##### Data supplied #####
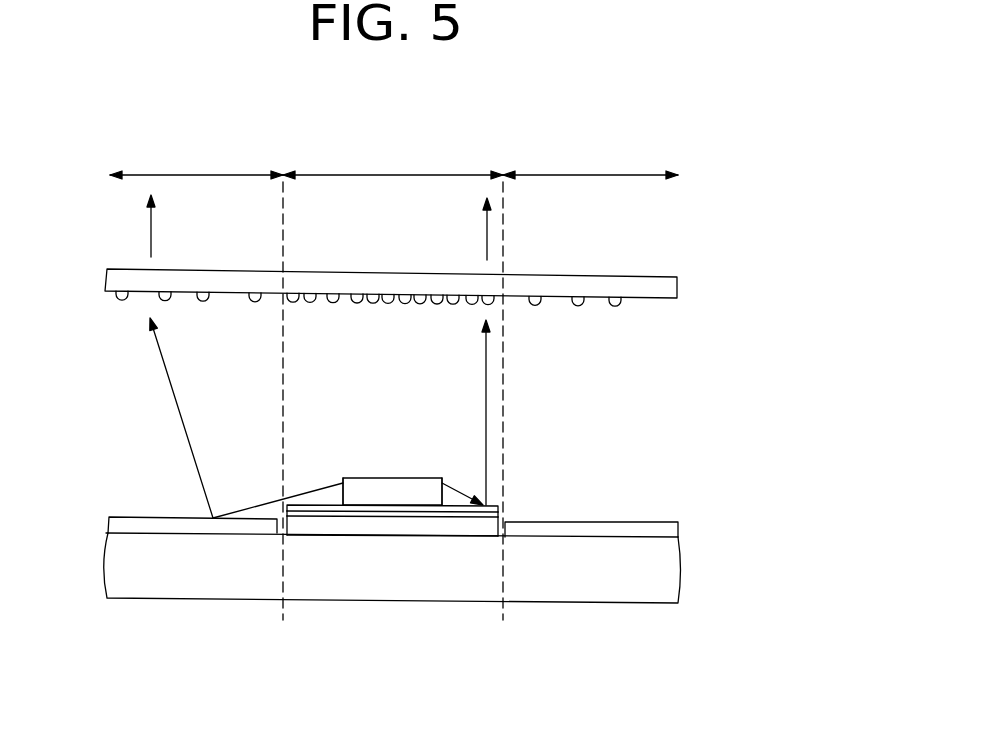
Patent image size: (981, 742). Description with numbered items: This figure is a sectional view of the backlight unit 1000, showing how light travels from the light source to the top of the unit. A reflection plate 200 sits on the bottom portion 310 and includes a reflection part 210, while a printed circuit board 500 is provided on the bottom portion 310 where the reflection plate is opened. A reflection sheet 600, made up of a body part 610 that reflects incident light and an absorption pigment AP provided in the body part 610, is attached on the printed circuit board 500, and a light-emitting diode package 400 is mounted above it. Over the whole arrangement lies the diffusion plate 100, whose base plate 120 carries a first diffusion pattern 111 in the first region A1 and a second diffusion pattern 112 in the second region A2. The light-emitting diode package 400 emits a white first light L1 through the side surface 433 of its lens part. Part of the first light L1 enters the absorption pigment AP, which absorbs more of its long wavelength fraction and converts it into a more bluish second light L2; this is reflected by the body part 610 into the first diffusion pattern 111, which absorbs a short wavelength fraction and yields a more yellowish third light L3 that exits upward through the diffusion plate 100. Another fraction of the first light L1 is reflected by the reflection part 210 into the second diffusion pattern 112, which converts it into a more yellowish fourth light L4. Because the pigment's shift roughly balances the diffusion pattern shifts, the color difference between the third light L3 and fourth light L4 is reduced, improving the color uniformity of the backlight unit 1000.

The backlight unit 1000 is at (718, 96).
The diffusion plate 100 is at (667, 266).
The base plate 120 is at (114, 278).
The first diffusion pattern 111 is at (406, 329).
The second diffusion pattern 112 is at (206, 327).
The reflection plate 200 is at (109, 498).
The reflection part 210 is at (115, 526).
The bottom portion 310 is at (113, 563).
The light-emitting diode package 400 is at (390, 478).
The side surface 433 is at (338, 478).
The reflection sheet 600 is at (513, 500).
The body part 610 is at (352, 516).
The printed circuit board 500 is at (397, 525).
The absorption pigment AP is at (303, 534).
The first light L1 is at (181, 418).
The second light L2 is at (487, 378).
The third light L3 is at (487, 228).
The fourth light L4 is at (151, 222).
The first region A1 is at (393, 164).
The second region A2 is at (394, 164).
#####
Task prompt
Please edit all of the items above, changing "sectional view" to "cross-sectional view" and leaving everything else unchanged. Leave the pictures out of your answer.

Correct answer
Patent image size: (981, 742). Description with numbered items: This figure is a cross-sectional view of the backlight unit 1000, showing how light travels from the light source to the top of the unit. A reflection plate 200 sits on the bottom portion 310 and includes a reflection part 210, while a printed circuit board 500 is provided on the bottom portion 310 where the reflection plate is opened. A reflection sheet 600, made up of a body part 610 that reflects incident light and an absorption pigment AP provided in the body part 610, is attached on the printed circuit board 500, and a light-emitting diode package 400 is mounted above it. Over the whole arrangement lies the diffusion plate 100, whose base plate 120 carries a first diffusion pattern 111 in the first region A1 and a second diffusion pattern 112 in the second region A2. The light-emitting diode package 400 emits a white first light L1 through the side surface 433 of its lens part. Part of the first light L1 enters the absorption pigment AP, which absorbs more of its long wavelength fraction and converts it into a more bluish second light L2; this is reflected by the body part 610 into the first diffusion pattern 111, which absorbs a short wavelength fraction and yields a more yellowish third light L3 that exits upward through the diffusion plate 100. Another fraction of the first light L1 is reflected by the reflection part 210 into the second diffusion pattern 112, which converts it into a more yellowish fourth light L4. Because the pigment's shift roughly balances the diffusion pattern shifts, the color difference between the third light L3 and fourth light L4 is reduced, improving the color uniformity of the backlight unit 1000.

The backlight unit 1000 is at (718, 96).
The diffusion plate 100 is at (667, 266).
The base plate 120 is at (114, 278).
The first diffusion pattern 111 is at (406, 329).
The second diffusion pattern 112 is at (206, 327).
The reflection plate 200 is at (109, 498).
The reflection part 210 is at (115, 526).
The bottom portion 310 is at (113, 563).
The light-emitting diode package 400 is at (390, 478).
The side surface 433 is at (338, 478).
The reflection sheet 600 is at (513, 500).
The body part 610 is at (352, 516).
The printed circuit board 500 is at (397, 525).
The absorption pigment AP is at (303, 534).
The first light L1 is at (181, 418).
The second light L2 is at (487, 378).
The third light L3 is at (487, 228).
The fourth light L4 is at (151, 222).
The first region A1 is at (393, 164).
The second region A2 is at (394, 164).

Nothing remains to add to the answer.